■ **What is needed**: Would you transcribe the whole listing exactly, minus its pictures?

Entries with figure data

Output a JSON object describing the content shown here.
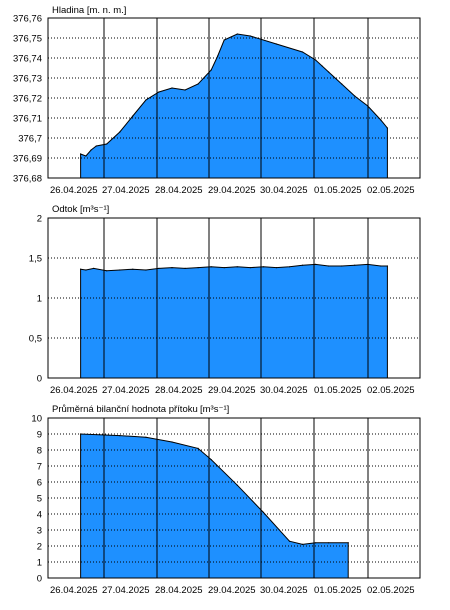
{
  "chart_data": [
    {
      "type": "area",
      "title": "Hladina [m. n. m.]",
      "ylim": [
        376.68,
        376.76
      ],
      "yticks": [
        "376,68",
        "376,69",
        "376,7",
        "376,71",
        "376,72",
        "376,73",
        "376,74",
        "376,75",
        "376,76"
      ],
      "yticks_value": [
        376.68,
        376.69,
        376.7,
        376.71,
        376.72,
        376.73,
        376.74,
        376.75,
        376.76
      ],
      "xlim": [
        25.75,
        28.6
      ],
      "xticks": [
        "26.04.2025",
        "27.04.2025",
        "28.04.2025",
        "29.04.2025",
        "30.04.2025",
        "01.05.2025",
        "02.05.2025"
      ],
      "x": [
        26.0,
        26.04,
        26.08,
        26.12,
        26.2,
        26.3,
        26.4,
        26.5,
        26.6,
        26.7,
        26.8,
        26.9,
        27.0,
        27.05,
        27.1,
        27.2,
        27.3,
        27.5,
        27.7,
        27.8,
        27.85,
        27.9,
        28.0,
        28.1,
        28.2,
        28.3,
        28.35
      ],
      "values": [
        376.692,
        376.691,
        376.694,
        376.696,
        376.697,
        376.703,
        376.711,
        376.719,
        376.723,
        376.725,
        376.724,
        376.727,
        376.734,
        376.741,
        376.749,
        376.752,
        376.751,
        376.747,
        376.743,
        376.739,
        376.736,
        376.733,
        376.727,
        376.721,
        376.716,
        376.709,
        376.705
      ],
      "grid": true
    },
    {
      "type": "area",
      "title": "Odtok [m³s⁻¹]",
      "ylim": [
        0,
        2
      ],
      "yticks": [
        "0",
        "0,5",
        "1",
        "1,5",
        "2"
      ],
      "yticks_value": [
        0,
        0.5,
        1,
        1.5,
        2
      ],
      "xlim": [
        25.75,
        28.6
      ],
      "xticks": [
        "26.04.2025",
        "27.04.2025",
        "28.04.2025",
        "29.04.2025",
        "30.04.2025",
        "01.05.2025",
        "02.05.2025"
      ],
      "x": [
        26.0,
        26.04,
        26.1,
        26.2,
        26.3,
        26.4,
        26.5,
        26.6,
        26.7,
        26.8,
        26.9,
        27.0,
        27.1,
        27.2,
        27.3,
        27.4,
        27.5,
        27.6,
        27.7,
        27.8,
        27.9,
        28.0,
        28.1,
        28.2,
        28.3,
        28.35
      ],
      "values": [
        1.36,
        1.35,
        1.37,
        1.34,
        1.35,
        1.36,
        1.35,
        1.37,
        1.38,
        1.37,
        1.38,
        1.39,
        1.38,
        1.39,
        1.38,
        1.39,
        1.38,
        1.39,
        1.41,
        1.42,
        1.4,
        1.4,
        1.41,
        1.42,
        1.4,
        1.4
      ],
      "grid": true
    },
    {
      "type": "area",
      "title": "Průměrná bilanční hodnota přítoku",
      "unit": "[m³s⁻¹]",
      "ylim": [
        0,
        10
      ],
      "yticks": [
        "0",
        "1",
        "2",
        "3",
        "4",
        "5",
        "6",
        "7",
        "8",
        "9",
        "10"
      ],
      "yticks_value": [
        0,
        1,
        2,
        3,
        4,
        5,
        6,
        7,
        8,
        9,
        10
      ],
      "xlim": [
        25.75,
        28.6
      ],
      "xticks": [
        "26.04.2025",
        "27.04.2025",
        "28.04.2025",
        "29.04.2025",
        "30.04.2025",
        "01.05.2025",
        "02.05.2025"
      ],
      "x": [
        26.0,
        26.3,
        26.5,
        26.7,
        26.9,
        27.0,
        27.2,
        27.4,
        27.6,
        27.7,
        27.8,
        27.9,
        28.05
      ],
      "values": [
        9.0,
        8.9,
        8.8,
        8.5,
        8.1,
        7.4,
        5.8,
        4.1,
        2.3,
        2.1,
        2.2,
        2.2,
        2.2
      ],
      "grid": true
    }
  ]
}
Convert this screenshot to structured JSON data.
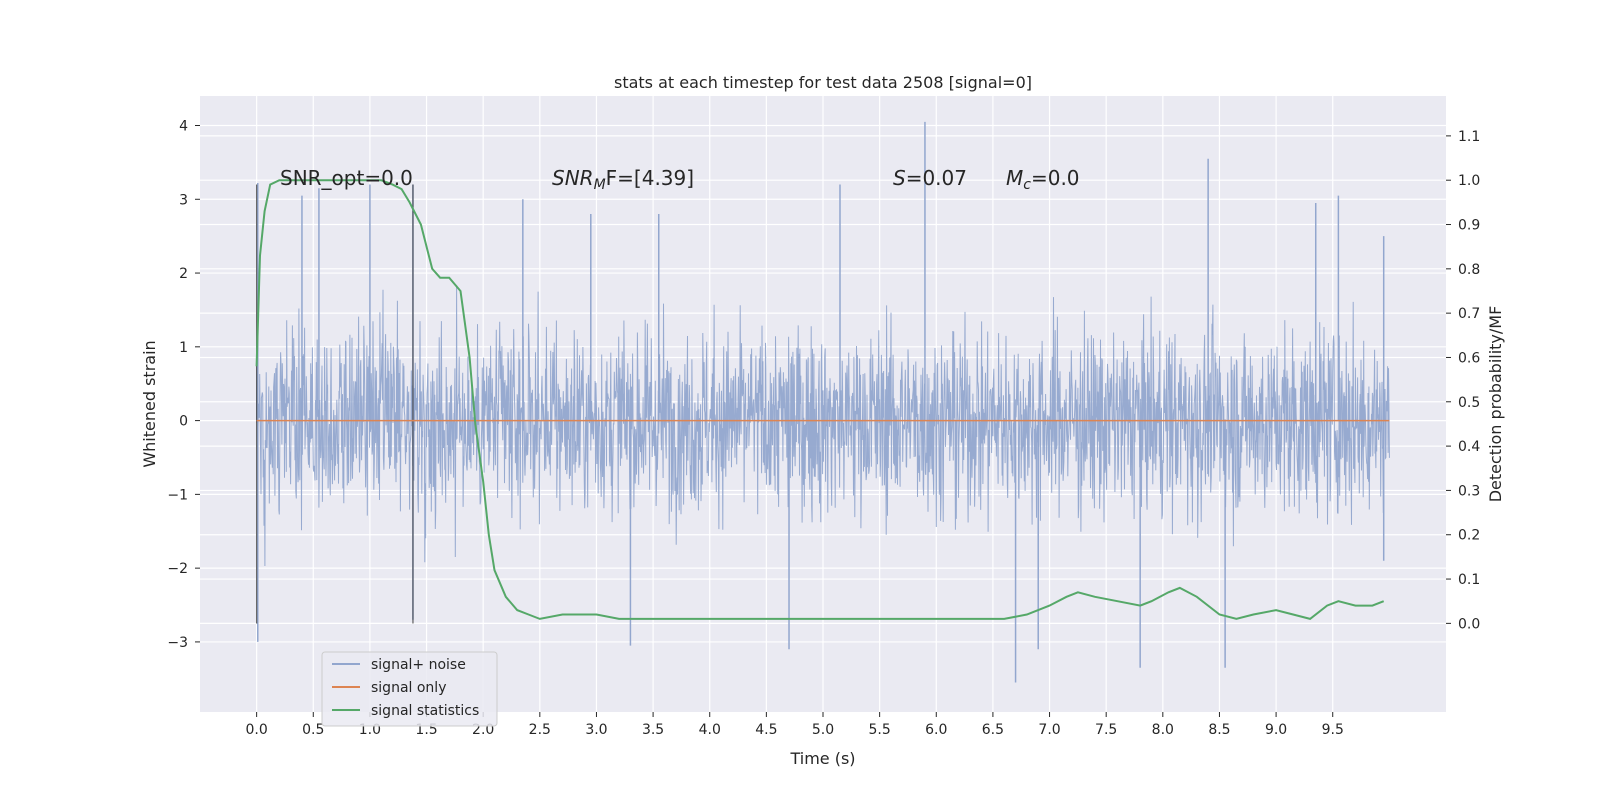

■ **Solution to this exercise**:
Output a JSON object describing the content shown here.
{
  "chart_data": [
    {
      "type": "area",
      "title": "Hladina [m. n. m.]",
      "ylim": [
        376.68,
        376.76
      ],
      "yticks": [
        "376,68",
        "376,69",
        "376,7",
        "376,71",
        "376,72",
        "376,73",
        "376,74",
        "376,75",
        "376,76"
      ],
      "yticks_value": [
        376.68,
        376.69,
        376.7,
        376.71,
        376.72,
        376.73,
        376.74,
        376.75,
        376.76
      ],
      "xlim": [
        25.75,
        28.6
      ],
      "xticks": [
        "26.04.2025",
        "27.04.2025",
        "28.04.2025",
        "29.04.2025",
        "30.04.2025",
        "01.05.2025",
        "02.05.2025"
      ],
      "x": [
        26.0,
        26.04,
        26.08,
        26.12,
        26.2,
        26.3,
        26.4,
        26.5,
        26.6,
        26.7,
        26.8,
        26.9,
        27.0,
        27.05,
        27.1,
        27.2,
        27.3,
        27.5,
        27.7,
        27.8,
        27.85,
        27.9,
        28.0,
        28.1,
        28.2,
        28.3,
        28.35
      ],
      "values": [
        376.692,
        376.691,
        376.694,
        376.696,
        376.697,
        376.703,
        376.711,
        376.719,
        376.723,
        376.725,
        376.724,
        376.727,
        376.734,
        376.741,
        376.749,
        376.752,
        376.751,
        376.747,
        376.743,
        376.739,
        376.736,
        376.733,
        376.727,
        376.721,
        376.716,
        376.709,
        376.705
      ],
      "grid": true
    },
    {
      "type": "area",
      "title": "Odtok [m³s⁻¹]",
      "ylim": [
        0,
        2
      ],
      "yticks": [
        "0",
        "0,5",
        "1",
        "1,5",
        "2"
      ],
      "yticks_value": [
        0,
        0.5,
        1,
        1.5,
        2
      ],
      "xlim": [
        25.75,
        28.6
      ],
      "xticks": [
        "26.04.2025",
        "27.04.2025",
        "28.04.2025",
        "29.04.2025",
        "30.04.2025",
        "01.05.2025",
        "02.05.2025"
      ],
      "x": [
        26.0,
        26.04,
        26.1,
        26.2,
        26.3,
        26.4,
        26.5,
        26.6,
        26.7,
        26.8,
        26.9,
        27.0,
        27.1,
        27.2,
        27.3,
        27.4,
        27.5,
        27.6,
        27.7,
        27.8,
        27.9,
        28.0,
        28.1,
        28.2,
        28.3,
        28.35
      ],
      "values": [
        1.36,
        1.35,
        1.37,
        1.34,
        1.35,
        1.36,
        1.35,
        1.37,
        1.38,
        1.37,
        1.38,
        1.39,
        1.38,
        1.39,
        1.38,
        1.39,
        1.38,
        1.39,
        1.41,
        1.42,
        1.4,
        1.4,
        1.41,
        1.42,
        1.4,
        1.4
      ],
      "grid": true
    },
    {
      "type": "area",
      "title": "Průměrná bilanční hodnota přítoku",
      "unit": "[m³s⁻¹]",
      "ylim": [
        0,
        10
      ],
      "yticks": [
        "0",
        "1",
        "2",
        "3",
        "4",
        "5",
        "6",
        "7",
        "8",
        "9",
        "10"
      ],
      "yticks_value": [
        0,
        1,
        2,
        3,
        4,
        5,
        6,
        7,
        8,
        9,
        10
      ],
      "xlim": [
        25.75,
        28.6
      ],
      "xticks": [
        "26.04.2025",
        "27.04.2025",
        "28.04.2025",
        "29.04.2025",
        "30.04.2025",
        "01.05.2025",
        "02.05.2025"
      ],
      "x": [
        26.0,
        26.3,
        26.5,
        26.7,
        26.9,
        27.0,
        27.2,
        27.4,
        27.6,
        27.7,
        27.8,
        27.9,
        28.05
      ],
      "values": [
        9.0,
        8.9,
        8.8,
        8.5,
        8.1,
        7.4,
        5.8,
        4.1,
        2.3,
        2.1,
        2.2,
        2.2,
        2.2
      ],
      "grid": true
    }
  ]
}
Convert this screenshot to structured JSON data.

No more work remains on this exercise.